** WHAT YOU HAVE TO DO **
Set the listing down unchanged, minus every embedded image.

** MATERIAL FOR THIS TASK **
-- -- --
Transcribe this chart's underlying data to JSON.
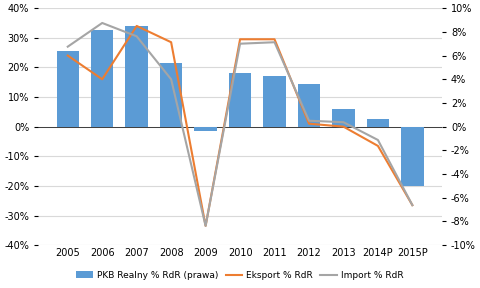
{
  "years": [
    "2005",
    "2006",
    "2007",
    "2008",
    "2009",
    "2010",
    "2011",
    "2012",
    "2013",
    "2014P",
    "2015P"
  ],
  "pkb": [
    25.5,
    32.5,
    34.0,
    21.5,
    -1.5,
    18.0,
    17.0,
    14.5,
    6.0,
    2.5,
    -20.0
  ],
  "eksport": [
    24.0,
    16.0,
    34.0,
    28.5,
    -33.5,
    29.5,
    29.5,
    1.0,
    0.0,
    -6.5,
    -26.5
  ],
  "import": [
    27.0,
    35.0,
    30.5,
    16.0,
    -33.5,
    28.0,
    28.5,
    2.0,
    1.5,
    -4.5,
    -26.5
  ],
  "bar_color": "#5B9BD5",
  "eksport_color": "#ED7D31",
  "import_color": "#A5A5A5",
  "left_ylim": [
    -40,
    40
  ],
  "right_ylim": [
    -10,
    10
  ],
  "left_yticks": [
    -40,
    -30,
    -20,
    -10,
    0,
    10,
    20,
    30,
    40
  ],
  "right_yticks": [
    -10,
    -8,
    -6,
    -4,
    -2,
    0,
    2,
    4,
    6,
    8,
    10
  ],
  "legend_labels": [
    "PKB Realny % RdR (prawa)",
    "Eksport % RdR",
    "Import % RdR"
  ],
  "bg_color": "#FFFFFF",
  "grid_color": "#D9D9D9"
}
-- -- --
** SOLUTION TO THE EXERCISE **
Transcribe this chart's underlying data to JSON.
{
  "years": [
    "2005",
    "2006",
    "2007",
    "2008",
    "2009",
    "2010",
    "2011",
    "2012",
    "2013",
    "2014P",
    "2015P"
  ],
  "pkb": [
    25.5,
    32.5,
    34.0,
    21.5,
    -1.5,
    18.0,
    17.0,
    14.5,
    6.0,
    2.5,
    -20.0
  ],
  "eksport": [
    24.0,
    16.0,
    34.0,
    28.5,
    -33.5,
    29.5,
    29.5,
    1.0,
    0.0,
    -6.5,
    -26.5
  ],
  "import": [
    27.0,
    35.0,
    30.5,
    16.0,
    -33.5,
    28.0,
    28.5,
    2.0,
    1.5,
    -4.5,
    -26.5
  ],
  "bar_color": "#5B9BD5",
  "eksport_color": "#ED7D31",
  "import_color": "#A5A5A5",
  "left_ylim": [
    -40,
    40
  ],
  "right_ylim": [
    -10,
    10
  ],
  "left_yticks": [
    -40,
    -30,
    -20,
    -10,
    0,
    10,
    20,
    30,
    40
  ],
  "right_yticks": [
    -10,
    -8,
    -6,
    -4,
    -2,
    0,
    2,
    4,
    6,
    8,
    10
  ],
  "legend_labels": [
    "PKB Realny % RdR (prawa)",
    "Eksport % RdR",
    "Import % RdR"
  ],
  "bg_color": "#FFFFFF",
  "grid_color": "#D9D9D9"
}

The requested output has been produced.